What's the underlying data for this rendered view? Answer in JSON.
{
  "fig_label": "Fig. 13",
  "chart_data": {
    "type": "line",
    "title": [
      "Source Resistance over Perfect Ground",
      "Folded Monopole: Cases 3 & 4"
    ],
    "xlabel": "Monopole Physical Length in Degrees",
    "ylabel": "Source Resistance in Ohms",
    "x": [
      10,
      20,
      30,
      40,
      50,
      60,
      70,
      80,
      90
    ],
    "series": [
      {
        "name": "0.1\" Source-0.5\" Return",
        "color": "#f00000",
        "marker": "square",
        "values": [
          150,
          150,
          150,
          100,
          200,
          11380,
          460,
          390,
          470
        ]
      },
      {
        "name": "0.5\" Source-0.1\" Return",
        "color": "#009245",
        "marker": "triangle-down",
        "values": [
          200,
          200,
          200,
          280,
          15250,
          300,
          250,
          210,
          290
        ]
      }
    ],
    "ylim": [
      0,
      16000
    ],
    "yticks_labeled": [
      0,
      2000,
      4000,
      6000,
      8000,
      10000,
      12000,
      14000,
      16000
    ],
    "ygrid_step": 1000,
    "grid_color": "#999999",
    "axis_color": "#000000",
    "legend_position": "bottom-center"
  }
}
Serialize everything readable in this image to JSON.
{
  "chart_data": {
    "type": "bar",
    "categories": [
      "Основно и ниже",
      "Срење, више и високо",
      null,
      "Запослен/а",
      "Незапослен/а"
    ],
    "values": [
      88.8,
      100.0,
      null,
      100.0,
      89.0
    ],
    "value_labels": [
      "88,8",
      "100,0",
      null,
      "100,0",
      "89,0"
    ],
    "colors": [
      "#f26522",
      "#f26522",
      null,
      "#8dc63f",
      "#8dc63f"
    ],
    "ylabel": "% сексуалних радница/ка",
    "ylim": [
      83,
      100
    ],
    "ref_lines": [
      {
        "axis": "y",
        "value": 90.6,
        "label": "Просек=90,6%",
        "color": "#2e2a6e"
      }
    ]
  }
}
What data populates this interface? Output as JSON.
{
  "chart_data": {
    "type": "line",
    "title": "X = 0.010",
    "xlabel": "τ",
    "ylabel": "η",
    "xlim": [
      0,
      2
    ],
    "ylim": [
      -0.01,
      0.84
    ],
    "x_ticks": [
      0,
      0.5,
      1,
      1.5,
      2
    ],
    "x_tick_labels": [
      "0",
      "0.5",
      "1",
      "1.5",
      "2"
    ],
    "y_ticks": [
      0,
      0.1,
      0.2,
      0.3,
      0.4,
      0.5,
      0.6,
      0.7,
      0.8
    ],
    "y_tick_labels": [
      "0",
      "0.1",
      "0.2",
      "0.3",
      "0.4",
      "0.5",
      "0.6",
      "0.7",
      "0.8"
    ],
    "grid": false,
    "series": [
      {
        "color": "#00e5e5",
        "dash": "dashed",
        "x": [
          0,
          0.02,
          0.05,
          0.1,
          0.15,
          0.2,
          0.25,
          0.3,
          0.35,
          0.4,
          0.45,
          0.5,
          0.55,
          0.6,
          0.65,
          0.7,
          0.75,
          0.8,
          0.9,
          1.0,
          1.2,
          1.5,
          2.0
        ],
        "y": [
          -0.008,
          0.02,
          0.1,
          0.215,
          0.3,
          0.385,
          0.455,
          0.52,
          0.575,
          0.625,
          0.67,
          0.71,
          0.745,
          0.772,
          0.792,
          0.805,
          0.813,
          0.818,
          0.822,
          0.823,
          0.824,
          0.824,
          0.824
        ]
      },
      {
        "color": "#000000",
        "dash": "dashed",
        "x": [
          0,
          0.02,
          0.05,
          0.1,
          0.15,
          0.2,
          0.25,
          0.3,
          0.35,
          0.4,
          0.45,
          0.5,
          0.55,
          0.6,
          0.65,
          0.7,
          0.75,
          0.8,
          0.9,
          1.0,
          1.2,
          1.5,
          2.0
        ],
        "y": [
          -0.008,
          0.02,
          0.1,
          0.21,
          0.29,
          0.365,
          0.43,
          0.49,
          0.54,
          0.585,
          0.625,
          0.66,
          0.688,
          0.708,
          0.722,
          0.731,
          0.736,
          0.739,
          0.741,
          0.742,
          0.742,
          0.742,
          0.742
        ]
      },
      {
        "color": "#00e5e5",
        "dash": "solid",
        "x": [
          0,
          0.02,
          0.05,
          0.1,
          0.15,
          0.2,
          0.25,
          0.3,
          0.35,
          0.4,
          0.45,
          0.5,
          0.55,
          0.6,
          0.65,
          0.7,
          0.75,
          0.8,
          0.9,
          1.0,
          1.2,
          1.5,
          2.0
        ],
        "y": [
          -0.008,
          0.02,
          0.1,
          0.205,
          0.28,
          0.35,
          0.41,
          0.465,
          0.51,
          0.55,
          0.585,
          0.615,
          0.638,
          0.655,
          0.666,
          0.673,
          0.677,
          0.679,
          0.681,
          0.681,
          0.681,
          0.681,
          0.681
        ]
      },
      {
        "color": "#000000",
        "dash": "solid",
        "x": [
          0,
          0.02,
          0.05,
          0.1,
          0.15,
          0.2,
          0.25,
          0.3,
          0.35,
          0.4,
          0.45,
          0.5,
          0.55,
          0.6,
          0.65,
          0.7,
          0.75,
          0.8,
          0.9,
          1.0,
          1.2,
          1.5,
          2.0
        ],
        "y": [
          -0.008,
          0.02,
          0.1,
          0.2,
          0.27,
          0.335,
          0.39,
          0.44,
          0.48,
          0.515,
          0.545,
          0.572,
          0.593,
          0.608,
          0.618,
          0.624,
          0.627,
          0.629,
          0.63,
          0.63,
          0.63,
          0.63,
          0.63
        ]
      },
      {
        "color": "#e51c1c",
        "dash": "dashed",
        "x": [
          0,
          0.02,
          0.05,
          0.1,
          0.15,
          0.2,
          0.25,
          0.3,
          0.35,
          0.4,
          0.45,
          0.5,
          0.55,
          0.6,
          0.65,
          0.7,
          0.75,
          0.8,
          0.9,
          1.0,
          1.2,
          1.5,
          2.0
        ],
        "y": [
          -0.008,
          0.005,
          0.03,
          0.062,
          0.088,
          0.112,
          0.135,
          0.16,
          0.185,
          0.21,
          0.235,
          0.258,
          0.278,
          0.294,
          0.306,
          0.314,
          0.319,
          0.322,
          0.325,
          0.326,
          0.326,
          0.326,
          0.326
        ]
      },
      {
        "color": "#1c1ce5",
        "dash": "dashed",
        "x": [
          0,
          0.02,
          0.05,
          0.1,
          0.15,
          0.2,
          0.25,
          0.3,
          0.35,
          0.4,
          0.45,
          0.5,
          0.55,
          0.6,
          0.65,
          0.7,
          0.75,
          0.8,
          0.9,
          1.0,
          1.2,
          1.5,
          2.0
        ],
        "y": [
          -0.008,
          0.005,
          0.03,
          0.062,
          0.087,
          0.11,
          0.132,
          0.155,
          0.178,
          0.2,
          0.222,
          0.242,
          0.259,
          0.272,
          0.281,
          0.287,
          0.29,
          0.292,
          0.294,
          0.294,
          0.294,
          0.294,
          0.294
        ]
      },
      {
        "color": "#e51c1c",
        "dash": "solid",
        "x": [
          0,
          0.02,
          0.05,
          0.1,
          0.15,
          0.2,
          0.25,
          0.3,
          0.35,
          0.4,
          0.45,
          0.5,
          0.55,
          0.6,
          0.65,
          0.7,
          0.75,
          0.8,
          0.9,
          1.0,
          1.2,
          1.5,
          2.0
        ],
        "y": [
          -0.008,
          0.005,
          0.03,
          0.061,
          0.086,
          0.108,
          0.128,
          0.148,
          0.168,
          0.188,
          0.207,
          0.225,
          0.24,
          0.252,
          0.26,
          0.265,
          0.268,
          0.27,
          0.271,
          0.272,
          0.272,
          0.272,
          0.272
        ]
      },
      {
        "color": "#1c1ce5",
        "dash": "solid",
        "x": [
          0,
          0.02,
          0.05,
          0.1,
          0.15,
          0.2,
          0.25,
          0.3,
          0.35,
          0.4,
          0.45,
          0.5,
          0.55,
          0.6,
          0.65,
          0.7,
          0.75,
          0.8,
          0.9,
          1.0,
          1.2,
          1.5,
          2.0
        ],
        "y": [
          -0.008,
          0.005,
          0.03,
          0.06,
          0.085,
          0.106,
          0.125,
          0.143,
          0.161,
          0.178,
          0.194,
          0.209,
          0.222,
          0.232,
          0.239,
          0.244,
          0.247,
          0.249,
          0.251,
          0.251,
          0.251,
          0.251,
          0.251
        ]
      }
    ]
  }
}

——————————

[Exercise brief]: Look through the data above. Find each line with the string "Monopole" and copy it.

[The solution]:
      "Folded Monopole: Cases 3 & 4"
    "xlabel": "Monopole Physical Length in Degrees",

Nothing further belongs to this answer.